● **INFORMATION SUPPLIED**:
——

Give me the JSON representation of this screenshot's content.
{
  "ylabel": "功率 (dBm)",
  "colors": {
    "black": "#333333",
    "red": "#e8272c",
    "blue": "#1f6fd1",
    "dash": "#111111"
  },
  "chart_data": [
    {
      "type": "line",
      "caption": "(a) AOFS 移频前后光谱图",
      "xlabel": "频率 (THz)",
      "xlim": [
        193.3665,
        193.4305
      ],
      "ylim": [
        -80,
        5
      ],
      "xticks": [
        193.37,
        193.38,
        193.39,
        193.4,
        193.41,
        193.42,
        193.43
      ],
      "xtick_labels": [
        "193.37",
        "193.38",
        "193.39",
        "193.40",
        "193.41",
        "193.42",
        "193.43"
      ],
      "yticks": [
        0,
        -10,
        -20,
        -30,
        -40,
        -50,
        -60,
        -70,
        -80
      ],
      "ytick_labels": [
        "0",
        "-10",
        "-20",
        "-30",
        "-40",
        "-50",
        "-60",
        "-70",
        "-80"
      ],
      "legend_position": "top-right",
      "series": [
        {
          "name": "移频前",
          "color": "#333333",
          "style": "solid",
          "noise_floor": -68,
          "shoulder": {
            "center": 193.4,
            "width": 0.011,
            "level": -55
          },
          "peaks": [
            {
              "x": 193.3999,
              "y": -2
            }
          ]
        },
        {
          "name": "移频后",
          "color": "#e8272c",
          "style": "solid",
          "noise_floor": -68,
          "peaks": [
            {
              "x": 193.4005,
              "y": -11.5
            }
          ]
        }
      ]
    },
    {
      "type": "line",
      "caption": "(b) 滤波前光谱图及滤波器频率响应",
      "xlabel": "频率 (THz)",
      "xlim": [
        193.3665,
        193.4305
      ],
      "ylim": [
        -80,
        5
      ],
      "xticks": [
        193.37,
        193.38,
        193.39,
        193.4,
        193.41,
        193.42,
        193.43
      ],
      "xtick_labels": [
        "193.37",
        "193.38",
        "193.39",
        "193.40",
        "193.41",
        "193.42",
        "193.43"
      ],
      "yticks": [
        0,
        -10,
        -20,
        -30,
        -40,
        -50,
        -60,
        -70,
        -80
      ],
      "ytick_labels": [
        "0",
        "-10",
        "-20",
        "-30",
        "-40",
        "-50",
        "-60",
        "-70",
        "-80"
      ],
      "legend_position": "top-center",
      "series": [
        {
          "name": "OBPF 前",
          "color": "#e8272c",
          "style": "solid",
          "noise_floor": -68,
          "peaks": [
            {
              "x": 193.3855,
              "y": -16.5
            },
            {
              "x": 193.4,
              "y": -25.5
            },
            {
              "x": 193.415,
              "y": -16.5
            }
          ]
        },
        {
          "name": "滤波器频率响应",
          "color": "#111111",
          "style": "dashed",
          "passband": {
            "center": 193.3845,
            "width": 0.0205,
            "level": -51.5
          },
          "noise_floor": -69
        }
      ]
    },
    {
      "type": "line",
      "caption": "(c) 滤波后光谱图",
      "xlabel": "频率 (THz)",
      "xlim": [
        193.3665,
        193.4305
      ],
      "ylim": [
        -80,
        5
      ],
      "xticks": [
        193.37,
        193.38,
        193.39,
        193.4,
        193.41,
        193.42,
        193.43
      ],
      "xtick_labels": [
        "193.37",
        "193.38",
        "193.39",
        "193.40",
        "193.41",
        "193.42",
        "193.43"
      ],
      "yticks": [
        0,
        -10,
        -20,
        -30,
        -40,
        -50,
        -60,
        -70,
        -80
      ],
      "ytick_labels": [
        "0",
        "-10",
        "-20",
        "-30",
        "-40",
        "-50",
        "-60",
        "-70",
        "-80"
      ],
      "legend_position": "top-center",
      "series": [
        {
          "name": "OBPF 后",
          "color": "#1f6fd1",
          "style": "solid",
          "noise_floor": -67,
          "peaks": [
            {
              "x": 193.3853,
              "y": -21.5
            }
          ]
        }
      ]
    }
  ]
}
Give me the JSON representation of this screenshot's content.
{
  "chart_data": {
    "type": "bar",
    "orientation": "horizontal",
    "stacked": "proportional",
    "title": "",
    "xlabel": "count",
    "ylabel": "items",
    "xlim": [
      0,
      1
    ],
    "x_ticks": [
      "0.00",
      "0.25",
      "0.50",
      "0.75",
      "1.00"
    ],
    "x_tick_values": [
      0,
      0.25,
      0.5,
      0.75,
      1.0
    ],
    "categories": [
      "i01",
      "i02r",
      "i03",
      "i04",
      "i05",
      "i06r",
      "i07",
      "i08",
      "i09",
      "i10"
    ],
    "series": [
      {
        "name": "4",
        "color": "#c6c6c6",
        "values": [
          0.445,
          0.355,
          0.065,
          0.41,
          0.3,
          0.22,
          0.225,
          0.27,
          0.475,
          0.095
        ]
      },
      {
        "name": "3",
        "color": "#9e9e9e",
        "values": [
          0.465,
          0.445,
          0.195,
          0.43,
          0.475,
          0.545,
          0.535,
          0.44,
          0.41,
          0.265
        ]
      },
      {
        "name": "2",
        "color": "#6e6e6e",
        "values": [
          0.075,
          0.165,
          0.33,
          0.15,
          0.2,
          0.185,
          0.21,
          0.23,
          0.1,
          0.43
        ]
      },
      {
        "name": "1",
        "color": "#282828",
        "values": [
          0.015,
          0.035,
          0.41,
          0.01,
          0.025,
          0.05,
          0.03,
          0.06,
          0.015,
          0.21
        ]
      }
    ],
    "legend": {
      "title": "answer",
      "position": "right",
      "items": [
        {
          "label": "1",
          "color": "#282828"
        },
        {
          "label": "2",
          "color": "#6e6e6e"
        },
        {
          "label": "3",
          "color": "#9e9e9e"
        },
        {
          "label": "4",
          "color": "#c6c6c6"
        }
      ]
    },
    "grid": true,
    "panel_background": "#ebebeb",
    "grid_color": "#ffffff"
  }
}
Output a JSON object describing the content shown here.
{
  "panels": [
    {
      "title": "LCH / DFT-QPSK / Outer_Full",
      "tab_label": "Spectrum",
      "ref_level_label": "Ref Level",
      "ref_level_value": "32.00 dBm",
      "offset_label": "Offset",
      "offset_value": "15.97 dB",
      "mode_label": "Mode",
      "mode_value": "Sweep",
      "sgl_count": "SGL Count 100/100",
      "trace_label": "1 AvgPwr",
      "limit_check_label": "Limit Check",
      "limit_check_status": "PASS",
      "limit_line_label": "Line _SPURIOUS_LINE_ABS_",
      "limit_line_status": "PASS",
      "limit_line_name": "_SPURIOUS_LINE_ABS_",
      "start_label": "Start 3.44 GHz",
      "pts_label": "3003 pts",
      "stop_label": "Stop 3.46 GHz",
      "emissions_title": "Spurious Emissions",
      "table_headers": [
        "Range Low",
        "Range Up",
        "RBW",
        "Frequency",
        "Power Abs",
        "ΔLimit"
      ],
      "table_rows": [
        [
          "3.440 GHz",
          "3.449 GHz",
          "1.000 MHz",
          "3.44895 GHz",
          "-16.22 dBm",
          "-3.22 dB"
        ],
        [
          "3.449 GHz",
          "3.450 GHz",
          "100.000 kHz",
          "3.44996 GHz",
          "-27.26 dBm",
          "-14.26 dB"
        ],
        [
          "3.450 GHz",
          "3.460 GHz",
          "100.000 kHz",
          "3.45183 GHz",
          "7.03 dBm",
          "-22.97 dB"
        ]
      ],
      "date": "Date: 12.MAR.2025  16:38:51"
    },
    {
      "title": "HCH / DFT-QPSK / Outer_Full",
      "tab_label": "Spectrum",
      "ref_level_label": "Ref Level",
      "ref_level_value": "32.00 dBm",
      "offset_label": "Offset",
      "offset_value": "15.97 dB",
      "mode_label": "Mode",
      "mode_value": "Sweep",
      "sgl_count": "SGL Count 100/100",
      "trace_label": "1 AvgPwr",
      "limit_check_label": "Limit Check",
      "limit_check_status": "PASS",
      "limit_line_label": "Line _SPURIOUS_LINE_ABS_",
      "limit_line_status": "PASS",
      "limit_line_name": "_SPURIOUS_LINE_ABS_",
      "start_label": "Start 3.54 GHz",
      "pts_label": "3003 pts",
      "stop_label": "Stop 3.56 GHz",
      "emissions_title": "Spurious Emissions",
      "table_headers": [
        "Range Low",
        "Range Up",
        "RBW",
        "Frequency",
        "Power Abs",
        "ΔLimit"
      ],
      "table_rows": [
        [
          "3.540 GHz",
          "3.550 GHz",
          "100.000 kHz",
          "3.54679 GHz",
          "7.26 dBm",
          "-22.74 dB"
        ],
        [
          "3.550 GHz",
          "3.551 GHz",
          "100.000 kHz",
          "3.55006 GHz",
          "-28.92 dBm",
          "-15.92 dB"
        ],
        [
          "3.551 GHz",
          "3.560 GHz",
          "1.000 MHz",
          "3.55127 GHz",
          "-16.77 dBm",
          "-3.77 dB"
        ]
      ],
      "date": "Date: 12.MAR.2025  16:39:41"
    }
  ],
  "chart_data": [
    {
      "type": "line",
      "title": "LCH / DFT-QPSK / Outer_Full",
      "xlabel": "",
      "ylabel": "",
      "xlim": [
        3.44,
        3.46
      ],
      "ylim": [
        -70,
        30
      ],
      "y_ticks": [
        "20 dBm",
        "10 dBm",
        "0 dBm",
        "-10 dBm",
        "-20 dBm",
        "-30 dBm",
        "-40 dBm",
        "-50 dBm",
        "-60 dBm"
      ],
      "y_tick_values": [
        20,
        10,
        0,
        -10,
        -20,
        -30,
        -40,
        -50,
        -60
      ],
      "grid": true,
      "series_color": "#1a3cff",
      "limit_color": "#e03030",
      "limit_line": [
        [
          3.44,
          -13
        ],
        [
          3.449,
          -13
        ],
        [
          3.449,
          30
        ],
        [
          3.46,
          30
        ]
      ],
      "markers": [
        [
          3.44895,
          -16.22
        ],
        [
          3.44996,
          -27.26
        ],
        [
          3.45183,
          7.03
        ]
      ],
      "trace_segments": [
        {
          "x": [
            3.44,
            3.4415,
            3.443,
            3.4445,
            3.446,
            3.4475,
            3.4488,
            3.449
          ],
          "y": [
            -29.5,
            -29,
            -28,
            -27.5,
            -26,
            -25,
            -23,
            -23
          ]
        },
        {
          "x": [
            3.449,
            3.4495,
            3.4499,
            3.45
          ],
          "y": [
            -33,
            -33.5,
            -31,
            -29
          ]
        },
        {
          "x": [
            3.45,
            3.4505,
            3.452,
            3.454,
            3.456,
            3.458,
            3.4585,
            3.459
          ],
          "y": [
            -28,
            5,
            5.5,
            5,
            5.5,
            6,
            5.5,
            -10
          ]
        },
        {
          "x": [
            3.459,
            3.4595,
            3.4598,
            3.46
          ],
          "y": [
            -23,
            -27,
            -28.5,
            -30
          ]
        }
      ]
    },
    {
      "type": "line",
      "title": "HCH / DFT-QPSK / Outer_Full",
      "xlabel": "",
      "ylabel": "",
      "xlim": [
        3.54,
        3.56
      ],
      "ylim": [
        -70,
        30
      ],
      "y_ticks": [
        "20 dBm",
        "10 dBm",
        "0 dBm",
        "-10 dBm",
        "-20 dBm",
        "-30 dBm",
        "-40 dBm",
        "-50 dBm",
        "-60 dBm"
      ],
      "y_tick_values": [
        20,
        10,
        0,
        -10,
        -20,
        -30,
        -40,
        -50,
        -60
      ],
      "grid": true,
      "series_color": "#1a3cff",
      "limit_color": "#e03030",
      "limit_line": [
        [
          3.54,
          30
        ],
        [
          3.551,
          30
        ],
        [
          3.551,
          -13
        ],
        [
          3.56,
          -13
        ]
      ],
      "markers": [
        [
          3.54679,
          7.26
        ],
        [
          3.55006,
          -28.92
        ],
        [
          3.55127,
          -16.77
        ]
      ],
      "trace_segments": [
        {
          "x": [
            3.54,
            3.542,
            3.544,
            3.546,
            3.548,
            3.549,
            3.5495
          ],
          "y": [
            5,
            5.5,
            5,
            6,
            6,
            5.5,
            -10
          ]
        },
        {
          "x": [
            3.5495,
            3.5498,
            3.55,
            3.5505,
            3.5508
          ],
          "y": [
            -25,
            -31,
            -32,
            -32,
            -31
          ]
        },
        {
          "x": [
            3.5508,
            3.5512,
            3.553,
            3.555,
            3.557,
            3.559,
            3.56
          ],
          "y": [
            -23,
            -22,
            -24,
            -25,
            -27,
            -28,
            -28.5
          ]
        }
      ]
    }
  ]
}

——

● **EXERCISE DIRECTIONS**:
Collect the lines of the data that carry the word "date".

● **OUTPUT OF THE TASK**:
      "date": "Date: 12.MAR.2025  16:38:51"
      "date": "Date: 12.MAR.2025  16:39:41"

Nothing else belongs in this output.